──────── Data for this exercise ────────

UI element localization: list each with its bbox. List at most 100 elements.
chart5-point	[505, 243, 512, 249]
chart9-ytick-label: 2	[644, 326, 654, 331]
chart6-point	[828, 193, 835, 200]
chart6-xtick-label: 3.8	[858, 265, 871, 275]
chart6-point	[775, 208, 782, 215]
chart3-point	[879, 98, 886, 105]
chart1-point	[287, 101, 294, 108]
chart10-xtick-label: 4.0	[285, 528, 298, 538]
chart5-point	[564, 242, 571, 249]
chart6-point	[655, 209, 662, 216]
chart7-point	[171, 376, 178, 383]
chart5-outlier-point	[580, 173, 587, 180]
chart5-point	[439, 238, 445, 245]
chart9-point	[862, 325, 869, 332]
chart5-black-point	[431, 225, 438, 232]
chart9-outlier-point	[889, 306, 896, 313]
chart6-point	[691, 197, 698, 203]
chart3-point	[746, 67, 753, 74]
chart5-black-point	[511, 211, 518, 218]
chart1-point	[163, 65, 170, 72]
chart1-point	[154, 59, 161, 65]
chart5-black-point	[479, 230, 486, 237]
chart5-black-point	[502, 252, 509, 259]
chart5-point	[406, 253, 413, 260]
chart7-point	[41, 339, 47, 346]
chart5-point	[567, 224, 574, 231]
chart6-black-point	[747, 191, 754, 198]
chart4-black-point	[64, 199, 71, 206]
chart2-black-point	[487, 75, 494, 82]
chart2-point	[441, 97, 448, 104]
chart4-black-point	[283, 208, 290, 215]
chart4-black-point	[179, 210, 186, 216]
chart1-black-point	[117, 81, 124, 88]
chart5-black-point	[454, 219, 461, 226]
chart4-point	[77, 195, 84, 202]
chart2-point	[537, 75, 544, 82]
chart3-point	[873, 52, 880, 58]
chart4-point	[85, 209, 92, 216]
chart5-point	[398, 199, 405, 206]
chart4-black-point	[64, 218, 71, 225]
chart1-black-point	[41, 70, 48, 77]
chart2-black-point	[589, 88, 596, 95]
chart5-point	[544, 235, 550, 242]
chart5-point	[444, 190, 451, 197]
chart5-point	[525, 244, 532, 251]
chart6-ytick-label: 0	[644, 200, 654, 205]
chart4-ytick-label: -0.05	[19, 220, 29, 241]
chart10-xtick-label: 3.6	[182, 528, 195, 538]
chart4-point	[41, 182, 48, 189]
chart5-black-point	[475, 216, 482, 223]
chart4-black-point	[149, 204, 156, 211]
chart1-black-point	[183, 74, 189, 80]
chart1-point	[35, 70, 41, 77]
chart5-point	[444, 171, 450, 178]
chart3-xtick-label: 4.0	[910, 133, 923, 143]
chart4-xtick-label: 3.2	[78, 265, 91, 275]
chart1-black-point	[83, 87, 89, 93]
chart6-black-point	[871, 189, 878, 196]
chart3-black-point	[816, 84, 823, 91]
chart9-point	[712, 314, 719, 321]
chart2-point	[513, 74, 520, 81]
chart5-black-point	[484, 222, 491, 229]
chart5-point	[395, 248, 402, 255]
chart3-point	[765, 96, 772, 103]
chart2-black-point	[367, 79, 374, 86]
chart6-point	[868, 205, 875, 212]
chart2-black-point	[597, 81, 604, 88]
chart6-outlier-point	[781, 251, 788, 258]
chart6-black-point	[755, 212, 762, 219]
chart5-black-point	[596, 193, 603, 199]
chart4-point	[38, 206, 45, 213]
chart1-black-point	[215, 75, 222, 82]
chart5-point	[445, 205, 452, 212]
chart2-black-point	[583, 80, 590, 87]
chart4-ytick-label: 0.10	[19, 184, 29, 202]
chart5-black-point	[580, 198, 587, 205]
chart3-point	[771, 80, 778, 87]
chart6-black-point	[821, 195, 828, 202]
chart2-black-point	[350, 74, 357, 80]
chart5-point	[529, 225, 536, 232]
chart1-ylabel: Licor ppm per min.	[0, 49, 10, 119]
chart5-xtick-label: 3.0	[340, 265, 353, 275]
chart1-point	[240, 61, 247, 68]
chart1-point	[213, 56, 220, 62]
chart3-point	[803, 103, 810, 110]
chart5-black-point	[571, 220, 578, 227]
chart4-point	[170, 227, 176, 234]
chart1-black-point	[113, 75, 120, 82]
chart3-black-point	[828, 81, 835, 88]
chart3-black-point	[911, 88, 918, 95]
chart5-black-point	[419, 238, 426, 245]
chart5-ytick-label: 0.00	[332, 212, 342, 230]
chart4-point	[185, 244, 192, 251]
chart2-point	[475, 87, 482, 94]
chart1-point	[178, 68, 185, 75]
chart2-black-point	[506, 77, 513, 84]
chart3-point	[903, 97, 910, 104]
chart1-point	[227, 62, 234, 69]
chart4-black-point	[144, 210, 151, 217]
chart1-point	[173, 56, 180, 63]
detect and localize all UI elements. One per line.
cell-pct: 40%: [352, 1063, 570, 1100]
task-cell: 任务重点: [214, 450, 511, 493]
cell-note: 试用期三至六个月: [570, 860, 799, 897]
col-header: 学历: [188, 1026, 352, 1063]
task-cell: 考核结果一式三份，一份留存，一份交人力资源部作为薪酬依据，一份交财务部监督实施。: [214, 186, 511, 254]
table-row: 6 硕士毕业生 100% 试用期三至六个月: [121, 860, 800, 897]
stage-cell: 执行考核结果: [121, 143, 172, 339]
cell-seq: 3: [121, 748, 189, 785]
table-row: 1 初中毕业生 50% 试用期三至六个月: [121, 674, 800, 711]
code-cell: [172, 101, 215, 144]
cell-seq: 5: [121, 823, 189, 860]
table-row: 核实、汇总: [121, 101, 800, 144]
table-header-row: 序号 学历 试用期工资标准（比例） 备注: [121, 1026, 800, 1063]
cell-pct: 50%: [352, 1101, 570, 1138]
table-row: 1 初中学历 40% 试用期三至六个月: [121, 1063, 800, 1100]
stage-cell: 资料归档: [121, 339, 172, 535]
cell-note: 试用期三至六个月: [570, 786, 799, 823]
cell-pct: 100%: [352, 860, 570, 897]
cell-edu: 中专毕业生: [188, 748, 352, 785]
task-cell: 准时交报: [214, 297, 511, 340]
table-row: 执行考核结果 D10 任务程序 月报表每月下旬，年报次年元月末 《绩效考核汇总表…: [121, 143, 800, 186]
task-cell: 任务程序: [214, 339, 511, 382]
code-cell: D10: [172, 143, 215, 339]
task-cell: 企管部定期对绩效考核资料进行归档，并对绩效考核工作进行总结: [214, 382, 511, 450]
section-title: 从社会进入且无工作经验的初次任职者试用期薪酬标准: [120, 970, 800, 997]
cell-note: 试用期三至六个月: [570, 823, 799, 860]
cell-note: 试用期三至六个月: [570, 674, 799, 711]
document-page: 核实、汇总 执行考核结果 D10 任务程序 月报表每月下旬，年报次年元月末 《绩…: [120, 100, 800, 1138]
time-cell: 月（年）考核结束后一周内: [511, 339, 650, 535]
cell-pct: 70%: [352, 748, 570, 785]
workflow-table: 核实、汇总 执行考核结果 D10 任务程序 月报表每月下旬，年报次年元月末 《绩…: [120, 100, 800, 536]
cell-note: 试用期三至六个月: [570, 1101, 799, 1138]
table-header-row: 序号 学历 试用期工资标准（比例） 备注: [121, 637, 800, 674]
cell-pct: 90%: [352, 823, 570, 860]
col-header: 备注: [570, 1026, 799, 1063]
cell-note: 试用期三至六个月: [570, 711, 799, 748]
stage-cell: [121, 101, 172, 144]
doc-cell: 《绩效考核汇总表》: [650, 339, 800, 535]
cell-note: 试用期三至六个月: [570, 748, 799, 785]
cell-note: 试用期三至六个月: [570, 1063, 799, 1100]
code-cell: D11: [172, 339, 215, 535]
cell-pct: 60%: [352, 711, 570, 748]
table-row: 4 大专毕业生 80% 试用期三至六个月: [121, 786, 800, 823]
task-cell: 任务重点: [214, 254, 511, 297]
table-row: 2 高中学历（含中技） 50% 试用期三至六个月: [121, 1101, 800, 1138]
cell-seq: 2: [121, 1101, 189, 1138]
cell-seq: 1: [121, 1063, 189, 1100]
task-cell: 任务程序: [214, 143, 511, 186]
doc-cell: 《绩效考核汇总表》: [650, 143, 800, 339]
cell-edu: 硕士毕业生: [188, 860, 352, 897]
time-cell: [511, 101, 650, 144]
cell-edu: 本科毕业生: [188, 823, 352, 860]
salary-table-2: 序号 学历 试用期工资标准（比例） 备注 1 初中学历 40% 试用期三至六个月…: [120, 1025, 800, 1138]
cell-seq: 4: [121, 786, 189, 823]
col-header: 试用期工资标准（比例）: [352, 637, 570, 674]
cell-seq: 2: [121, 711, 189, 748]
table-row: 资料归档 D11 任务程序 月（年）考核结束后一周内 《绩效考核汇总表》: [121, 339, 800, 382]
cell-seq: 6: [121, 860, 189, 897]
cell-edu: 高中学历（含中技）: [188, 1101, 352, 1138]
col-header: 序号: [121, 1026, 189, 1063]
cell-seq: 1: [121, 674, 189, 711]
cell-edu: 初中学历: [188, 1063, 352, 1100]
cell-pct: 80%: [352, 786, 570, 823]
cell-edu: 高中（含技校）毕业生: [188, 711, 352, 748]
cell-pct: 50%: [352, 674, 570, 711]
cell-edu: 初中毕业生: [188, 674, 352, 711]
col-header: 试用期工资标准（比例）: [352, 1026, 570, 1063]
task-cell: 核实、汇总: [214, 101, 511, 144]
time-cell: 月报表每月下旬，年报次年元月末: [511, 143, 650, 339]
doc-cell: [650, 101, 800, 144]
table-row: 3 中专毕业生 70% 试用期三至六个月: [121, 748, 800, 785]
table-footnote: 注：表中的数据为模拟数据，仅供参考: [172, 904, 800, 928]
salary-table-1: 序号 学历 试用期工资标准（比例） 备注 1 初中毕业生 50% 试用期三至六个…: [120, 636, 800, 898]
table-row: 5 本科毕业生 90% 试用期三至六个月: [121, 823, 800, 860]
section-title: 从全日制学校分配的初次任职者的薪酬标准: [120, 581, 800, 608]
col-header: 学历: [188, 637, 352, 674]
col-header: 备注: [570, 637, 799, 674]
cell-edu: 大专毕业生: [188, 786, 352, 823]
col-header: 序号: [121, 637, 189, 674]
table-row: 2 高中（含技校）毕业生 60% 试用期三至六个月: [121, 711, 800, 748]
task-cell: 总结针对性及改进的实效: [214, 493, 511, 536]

────────

Required work:
From the first line of the data through the line containing "52, 880, 58]", inclusive, rewrite each line with "outlier" swapped for "anomaly" and everything else left as it is.

Correct result:
UI element localization: list each with its bbox. List at most 100 elements.
chart5-point	[505, 243, 512, 249]
chart9-ytick-label: 2	[644, 326, 654, 331]
chart6-point	[828, 193, 835, 200]
chart6-xtick-label: 3.8	[858, 265, 871, 275]
chart6-point	[775, 208, 782, 215]
chart3-point	[879, 98, 886, 105]
chart1-point	[287, 101, 294, 108]
chart10-xtick-label: 4.0	[285, 528, 298, 538]
chart5-point	[564, 242, 571, 249]
chart6-point	[655, 209, 662, 216]
chart7-point	[171, 376, 178, 383]
chart5-anomaly-point	[580, 173, 587, 180]
chart5-point	[439, 238, 445, 245]
chart9-point	[862, 325, 869, 332]
chart5-black-point	[431, 225, 438, 232]
chart9-anomaly-point	[889, 306, 896, 313]
chart6-point	[691, 197, 698, 203]
chart3-point	[746, 67, 753, 74]
chart5-black-point	[511, 211, 518, 218]
chart1-point	[163, 65, 170, 72]
chart1-point	[154, 59, 161, 65]
chart5-black-point	[479, 230, 486, 237]
chart5-black-point	[502, 252, 509, 259]
chart5-point	[406, 253, 413, 260]
chart7-point	[41, 339, 47, 346]
chart5-point	[567, 224, 574, 231]
chart6-black-point	[747, 191, 754, 198]
chart4-black-point	[64, 199, 71, 206]
chart2-black-point	[487, 75, 494, 82]
chart2-point	[441, 97, 448, 104]
chart4-black-point	[283, 208, 290, 215]
chart4-black-point	[179, 210, 186, 216]
chart1-black-point	[117, 81, 124, 88]
chart5-black-point	[454, 219, 461, 226]
chart4-point	[77, 195, 84, 202]
chart2-point	[537, 75, 544, 82]
chart3-point	[873, 52, 880, 58]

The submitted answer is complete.